Items from a data source
________

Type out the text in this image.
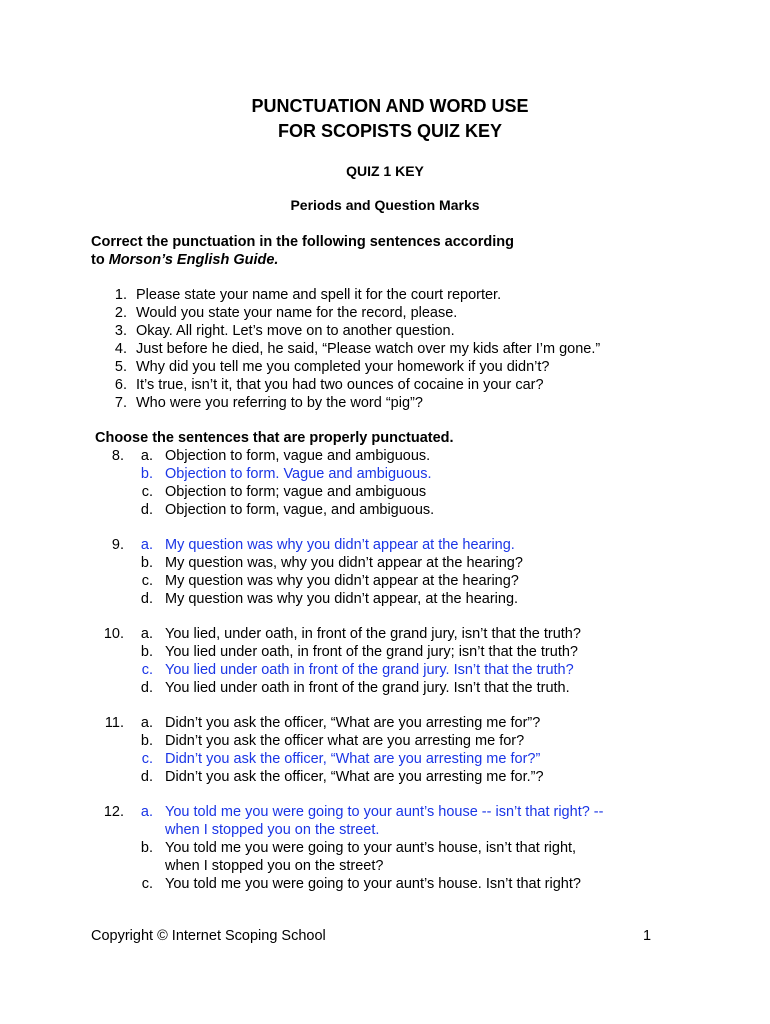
PUNCTUATION AND WORD USE
FOR SCOPISTS QUIZ KEY
QUIZ 1 KEY
Periods and Question Marks
Correct the punctuation in the following sentences according
to Morson’s English Guide.
1. Please state your name and spell it for the court reporter.
2. Would you state your name for the record, please.
3. Okay. All right. Let’s move on to another question.
4. Just before he died, he said, “Please watch over my kids after I’m gone.”
5. Why did you tell me you completed your homework if you didn’t?
6. It’s true, isn’t it, that you had two ounces of cocaine in your car?
7. Who were you referring to by the word “pig”?
Choose the sentences that are properly punctuated.
8.	a. Objection to form, vague and ambiguous.
b. Objection to form. Vague and ambiguous.
c. Objection to form; vague and ambiguous
d. Objection to form, vague, and ambiguous.
9.	a. My question was why you didn’t appear at the hearing.
b. My question was, why you didn’t appear at the hearing?
c. My question was why you didn’t appear at the hearing?
d. My question was why you didn’t appear, at the hearing.
10.	a. You lied, under oath, in front of the grand jury, isn’t that the truth?
b. You lied under oath, in front of the grand jury; isn’t that the truth?
c. You lied under oath in front of the grand jury. Isn’t that the truth?
d. You lied under oath in front of the grand jury. Isn’t that the truth.
11.	a. Didn’t you ask the officer, “What are you arresting me for”?
b. Didn’t you ask the officer what are you arresting me for?
c. Didn’t you ask the officer, “What are you arresting me for?”
d. Didn’t you ask the officer, “What are you arresting me for.”?
12.	a. You told me you were going to your aunt’s house -- isn’t that right? --
when I stopped you on the street.
b. You told me you were going to your aunt’s house, isn’t that right,
when I stopped you on the street?
c. You told me you were going to your aunt’s house. Isn’t that right?
Copyright © Internet Scoping School	1
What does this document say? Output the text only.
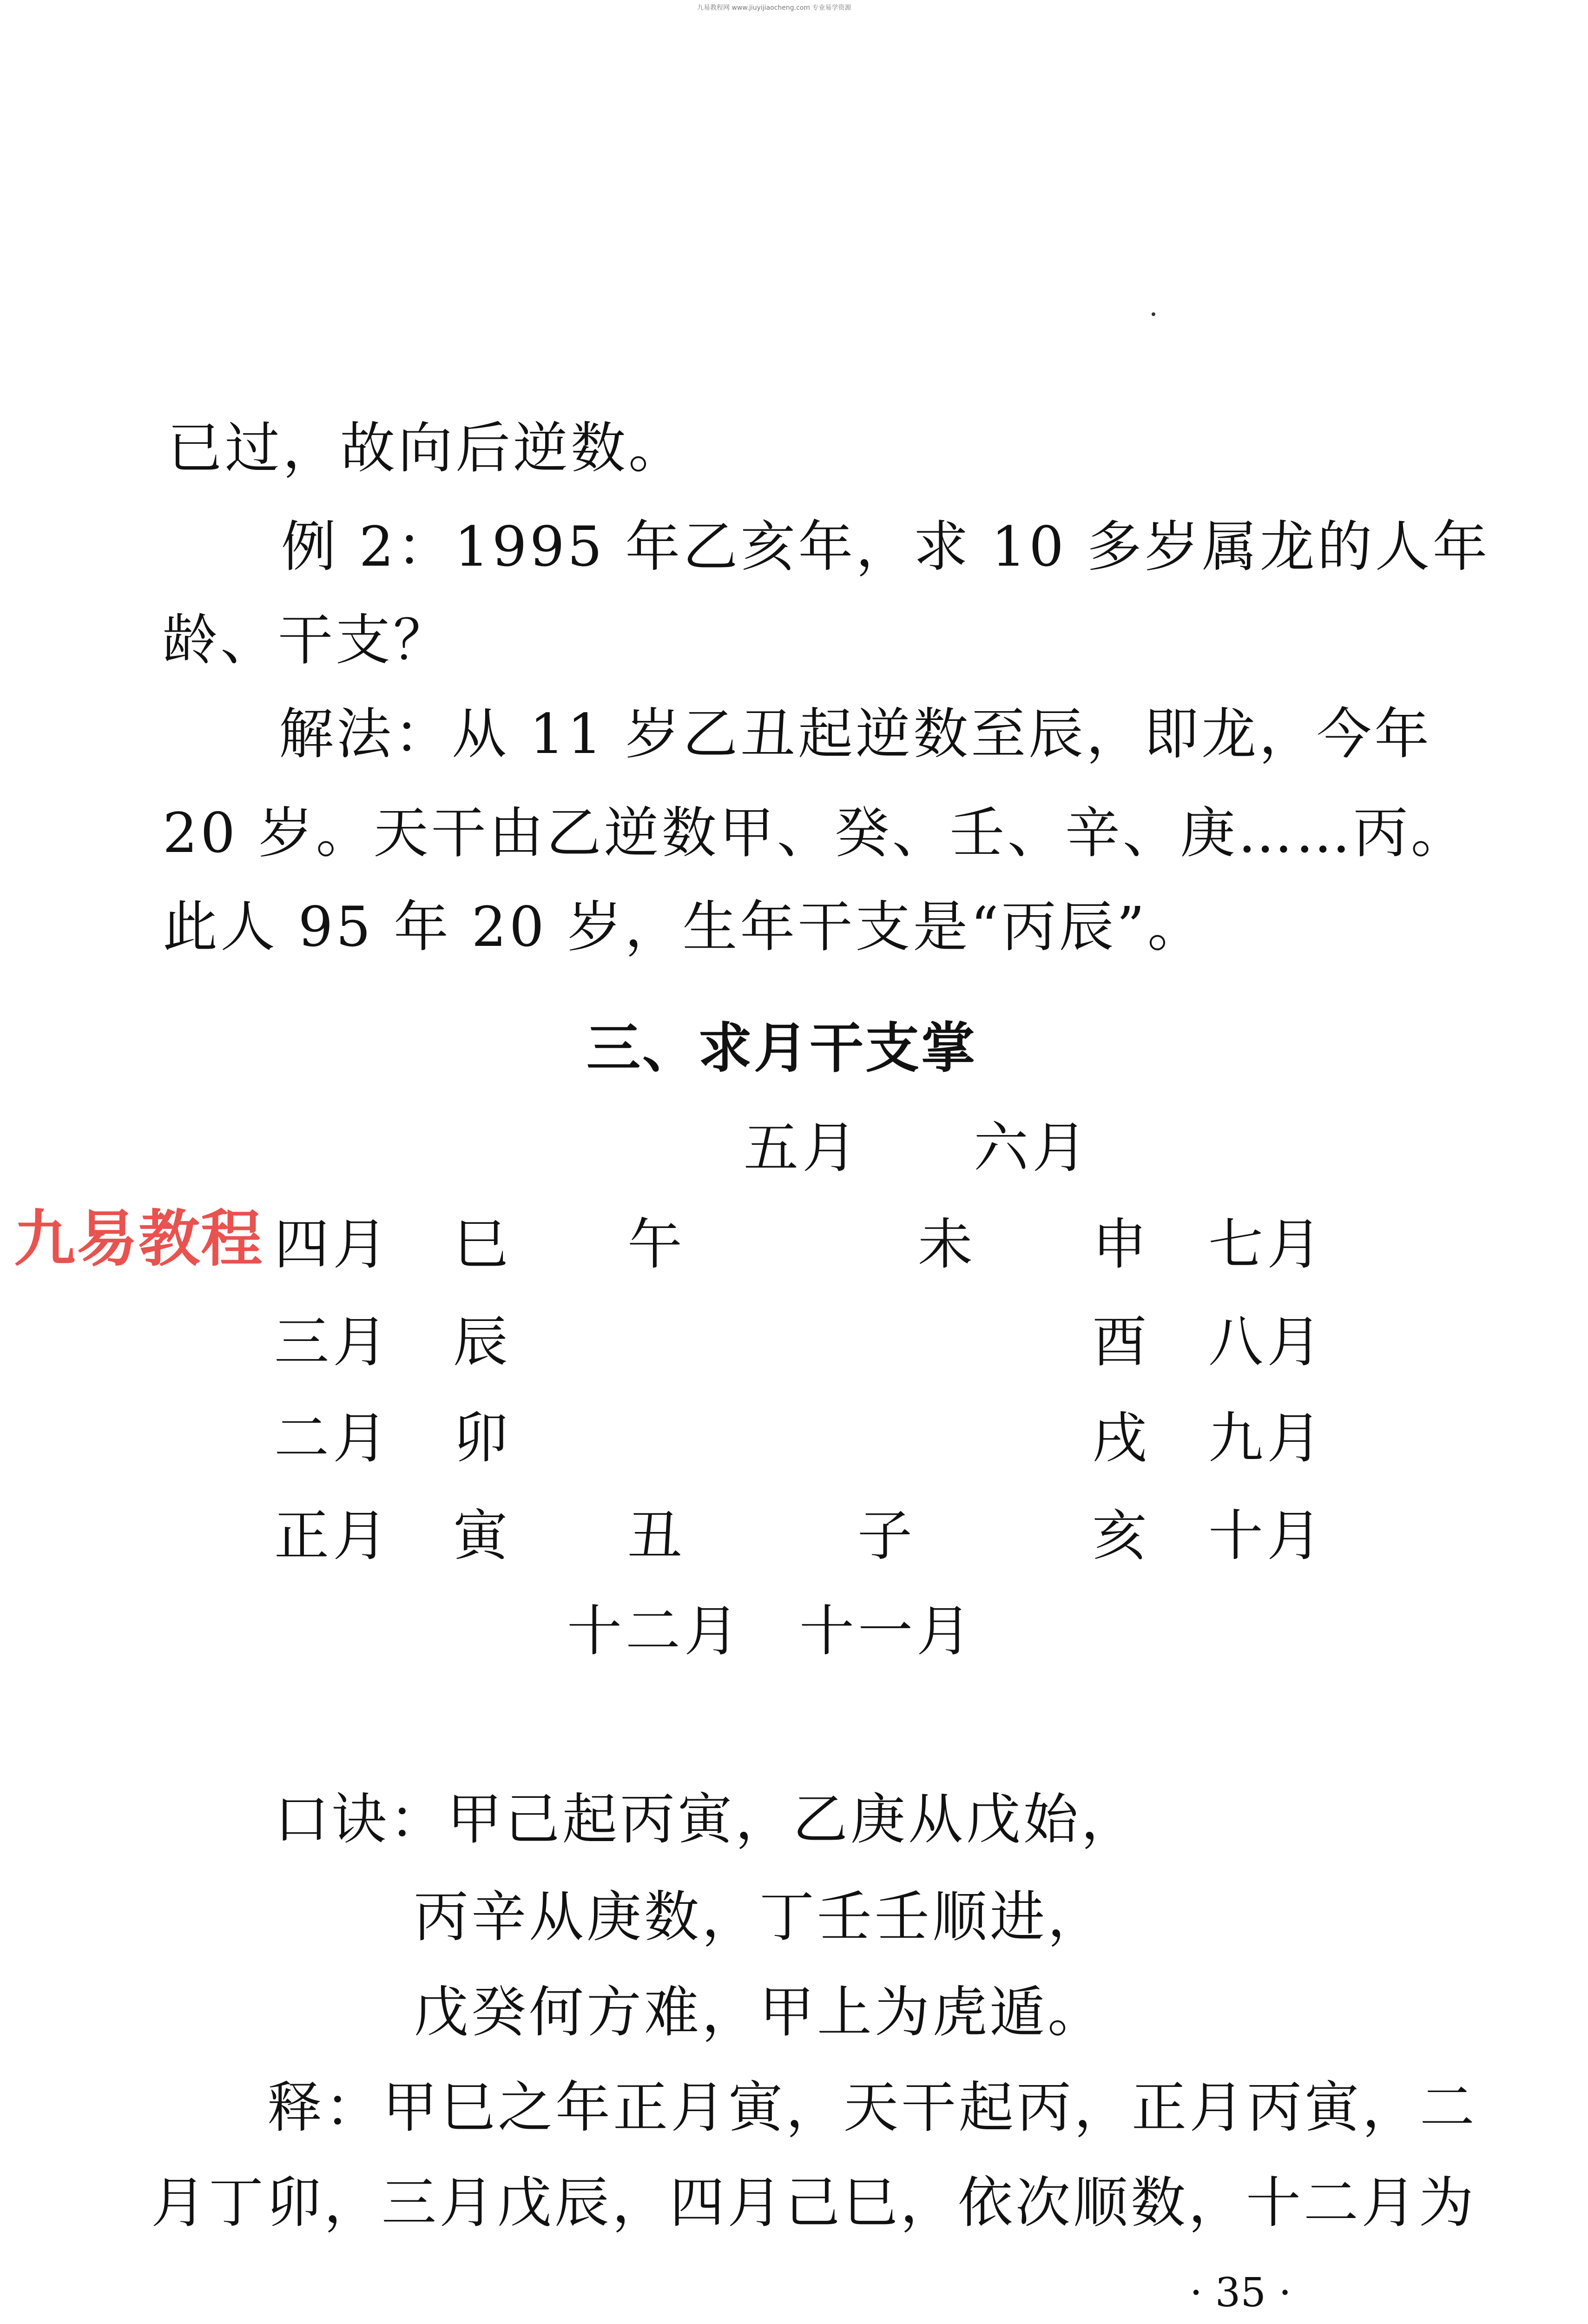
九易教程网 www.jiuyijiaocheng.com 专业易学资源
已过，故向后逆数。
例 2：1995 年乙亥年，求 10 多岁属龙的人年
龄、干支？
解法：从 11 岁乙丑起逆数至辰，即龙，今年
20 岁。天干由乙逆数甲、癸、壬、辛、庚……丙。
此人 95 年 20 岁，生年干支是“丙辰”。
三、求月干支掌
五月 六月
四月 巳 午	未 申 七月
三月 辰	酉 八月
二月 卯	戌 九月
正月 寅 丑	子	亥 十月
十二月 十一月
口诀：甲己起丙寅，乙庚从戊始，
丙辛从庚数，丁壬壬顺进，
戊癸何方难，甲上为虎遁。
释：甲巳之年正月寅，天干起丙，正月丙寅，二
月丁卯，三月戊辰，四月己巳，依次顺数，十二月为
九易教程
· 35 ·
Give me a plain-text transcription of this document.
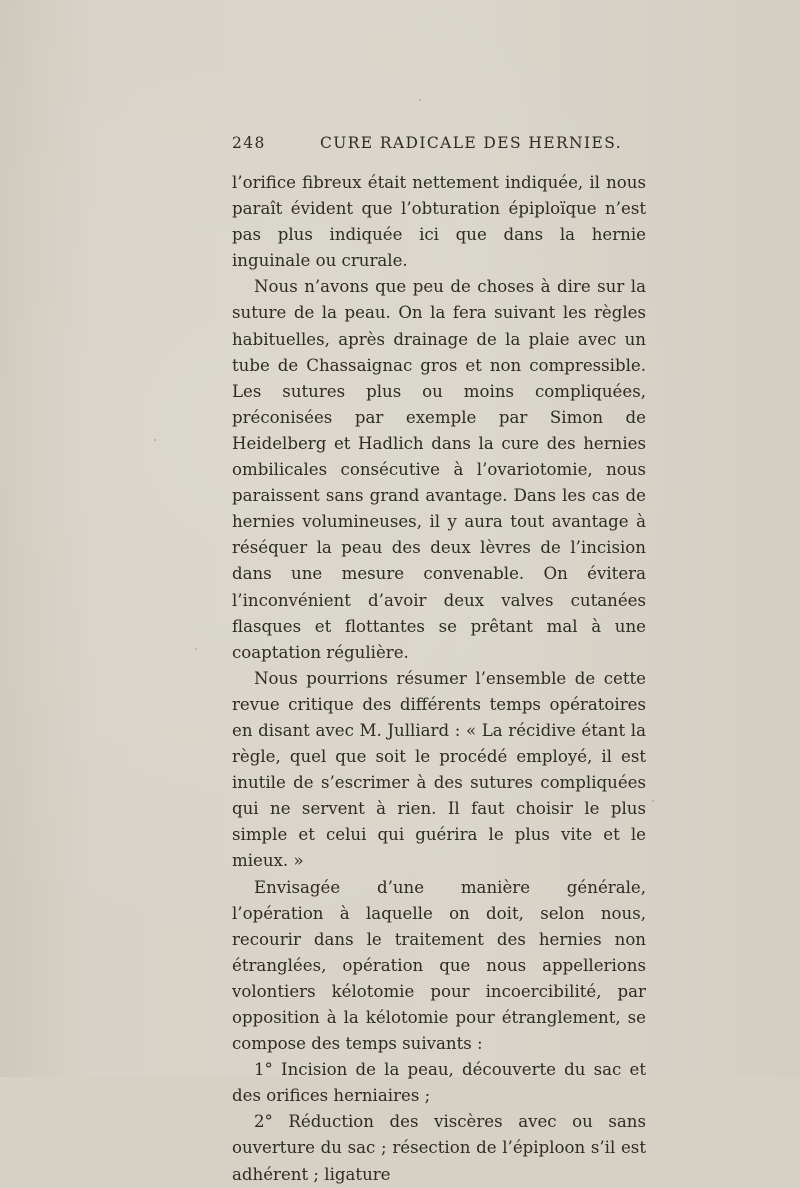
248	CURE RADICALE DES HERNIES.

l’orifice fibreux était nettement indiquée, il nous paraît évident que l’obturation épiploïque n’est pas plus indiquée ici que dans la hernie inguinale ou crurale.

Nous n’avons que peu de choses à dire sur la suture de la peau. On la fera suivant les règles habituelles, après drainage de la plaie avec un tube de Chassaignac gros et non compressible. Les sutures plus ou moins compliquées, préconisées par exemple par Simon de Heidelberg et Hadlich dans la cure des hernies ombilicales consécutive à l’ovariotomie, nous paraissent sans grand avantage. Dans les cas de hernies volumineuses, il y aura tout avantage à réséquer la peau des deux lèvres de l’incision dans une mesure convenable. On évitera l’inconvénient d’avoir deux valves cutanées flasques et flottantes se prêtant mal à une coaptation régulière.

Nous pourrions résumer l’ensemble de cette revue critique des différents temps opératoires en disant avec M. Julliard : « La récidive étant la règle, quel que soit le procédé employé, il est inutile de s’escrimer à des sutures compliquées qui ne servent à rien. Il faut choisir le plus simple et celui qui guérira le plus vite et le mieux. »

Envisagée d’une manière générale, l’opération à laquelle on doit, selon nous, recourir dans le traitement des hernies non étranglées, opération que nous appellerions volontiers kélotomie pour incoercibilité, par opposition à la kélotomie pour étranglement, se compose des temps suivants :

1° Incision de la peau, découverte du sac et des orifices herniaires ;

2° Réduction des viscères avec ou sans ouverture du sac ; résection de l’épiploon s’il est adhérent ; ligature
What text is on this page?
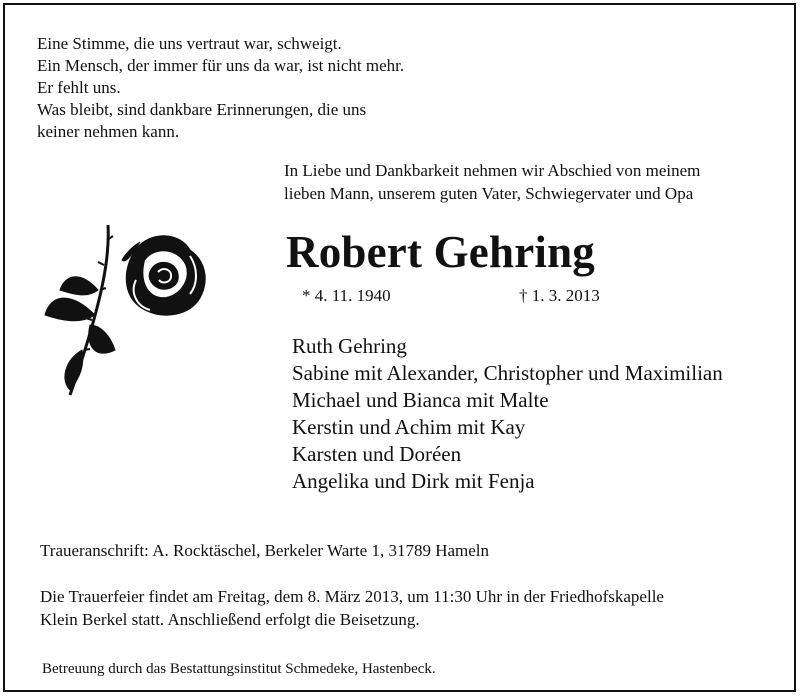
Eine Stimme, die uns vertraut war, schweigt.
Ein Mensch, der immer für uns da war, ist nicht mehr.
Er fehlt uns.
Was bleibt, sind dankbare Erinnerungen, die uns
keiner nehmen kann.
In Liebe und Dankbarkeit nehmen wir Abschied von meinem
lieben Mann, unserem guten Vater, Schwiegervater und Opa
Robert Gehring
* 4. 11. 1940	† 1. 3. 2013
Ruth Gehring
Sabine mit Alexander, Christopher und Maximilian
Michael und Bianca mit Malte
Kerstin und Achim mit Kay
Karsten und Doréen
Angelika und Dirk mit Fenja
Traueranschrift: A. Rocktäschel, Berkeler Warte 1, 31789 Hameln
Die Trauerfeier findet am Freitag, dem 8. März 2013, um 11:30 Uhr in der Friedhofskapelle
Klein Berkel statt. Anschließend erfolgt die Beisetzung.
Betreuung durch das Bestattungsinstitut Schmedeke, Hastenbeck.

________

▸ The exercise:
Find the word "going" in the entries, and copy every line it shows up in.

▸ Full output:
12.	a. You told me you were going to your aunt’s house -- isn’t that right? --
b. You told me you were going to your aunt’s house, isn’t that right,
c. You told me you were going to your aunt’s house. Isn’t that right?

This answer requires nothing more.